Identify the lines that contain the word "Getter" and copy each one.

--- begin PROVIDED DATA ---

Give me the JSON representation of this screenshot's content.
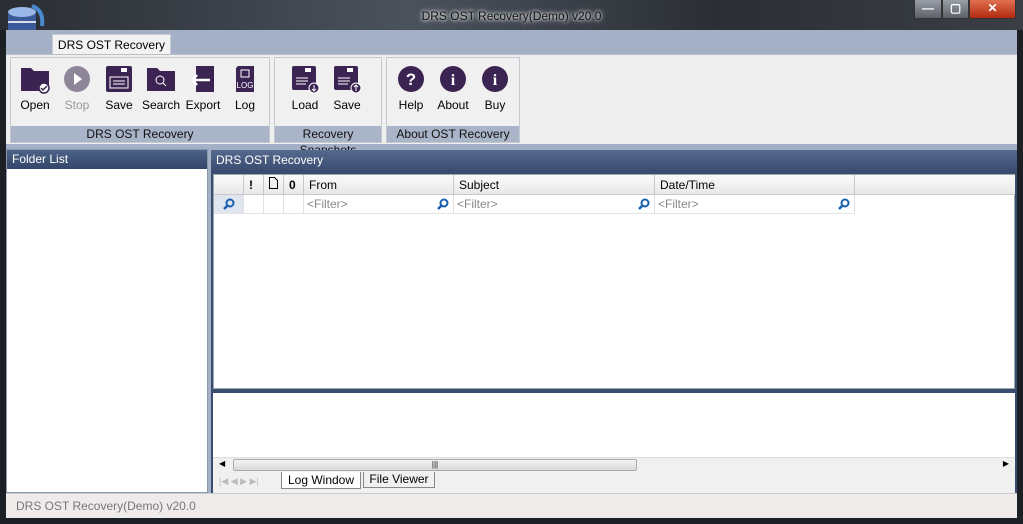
{
  "window": {
    "title": "DRS OST Recovery(Demo) v20.0",
    "minimize": "—",
    "maximize": "▢",
    "close": "✕"
  },
  "ribbon_tab": "DRS OST Recovery",
  "groups": [
    {
      "label": "DRS OST Recovery",
      "buttons": [
        {
          "label": "Open",
          "icon": "folder-open-icon"
        },
        {
          "label": "Stop",
          "icon": "stop-play-icon"
        },
        {
          "label": "Save",
          "icon": "floppy-save-icon"
        },
        {
          "label": "Search",
          "icon": "folder-search-icon"
        },
        {
          "label": "Export",
          "icon": "export-arrow-icon"
        },
        {
          "label": "Log",
          "icon": "log-file-icon"
        }
      ]
    },
    {
      "label": "Recovery Snapshots",
      "buttons": [
        {
          "label": "Load",
          "icon": "floppy-load-icon"
        },
        {
          "label": "Save",
          "icon": "floppy-upload-icon"
        }
      ]
    },
    {
      "label": "About OST Recovery",
      "buttons": [
        {
          "label": "Help",
          "icon": "help-icon"
        },
        {
          "label": "About",
          "icon": "info-icon"
        },
        {
          "label": "Buy",
          "icon": "info-icon"
        }
      ]
    }
  ],
  "folder_list": {
    "title": "Folder List"
  },
  "main": {
    "title": "DRS OST Recovery",
    "columns": [
      {
        "label": "!"
      },
      {
        "label": ""
      },
      {
        "label": ""
      },
      {
        "label": "From"
      },
      {
        "label": "Subject"
      },
      {
        "label": "Date/Time"
      }
    ],
    "filter_placeholder": "<Filter>"
  },
  "bottom_tabs": [
    "Log Window",
    "File Viewer"
  ],
  "status": "DRS OST Recovery(Demo) v20.0",
  "colors": {
    "icon": "#3b2452",
    "header": "#3f5275",
    "group_label": "#a9b4c8"
  }
}
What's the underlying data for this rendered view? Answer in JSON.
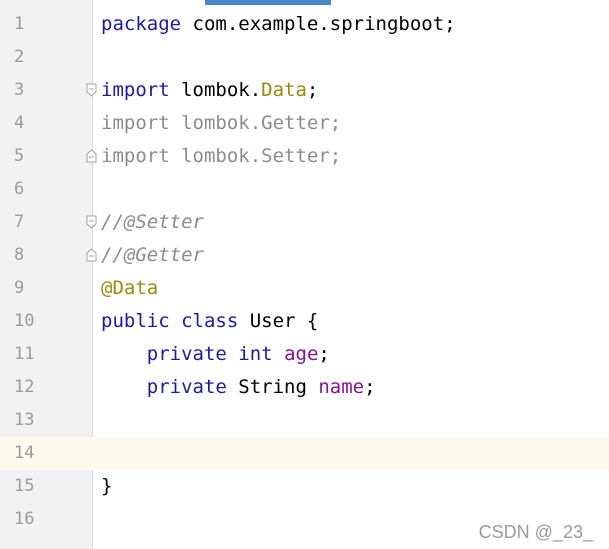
{
  "editor": {
    "lines": [
      {
        "n": "1"
      },
      {
        "n": "2"
      },
      {
        "n": "3"
      },
      {
        "n": "4"
      },
      {
        "n": "5"
      },
      {
        "n": "6"
      },
      {
        "n": "7"
      },
      {
        "n": "8"
      },
      {
        "n": "9"
      },
      {
        "n": "10"
      },
      {
        "n": "11"
      },
      {
        "n": "12"
      },
      {
        "n": "13"
      },
      {
        "n": "14"
      },
      {
        "n": "15"
      },
      {
        "n": "16"
      }
    ],
    "code": {
      "l1_kw": "package",
      "l1_rest": " com.example.springboot;",
      "l3_kw": "import",
      "l3_pkg": " lombok.",
      "l3_cls": "Data",
      "l3_semi": ";",
      "l4_text": "import lombok.Getter;",
      "l5_text": "import lombok.Setter;",
      "l7_comment": "//@Setter",
      "l8_comment": "//@Getter",
      "l9_ann": "@Data",
      "l10_kw": "public class",
      "l10_rest": " User {",
      "l11_indent": "    ",
      "l11_kw1": "private",
      "l11_sp1": " ",
      "l11_kw2": "int",
      "l11_sp2": " ",
      "l11_field": "age",
      "l11_semi": ";",
      "l12_indent": "    ",
      "l12_kw": "private",
      "l12_type": " String ",
      "l12_field": "name",
      "l12_semi": ";",
      "l15_brace": "}"
    },
    "current_line": "14"
  },
  "watermark": "CSDN @_23_",
  "colors": {
    "keyword": "#1a1aa6",
    "annotation": "#9e880d",
    "field": "#871094",
    "comment": "#8c8c8c",
    "current_line_bg": "#fcfaed"
  }
}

--- end PROVIDED DATA ---

> RESULT OF THE TASK
      "l4_text": "import lombok.Getter;",
      "l8_comment": "//@Getter",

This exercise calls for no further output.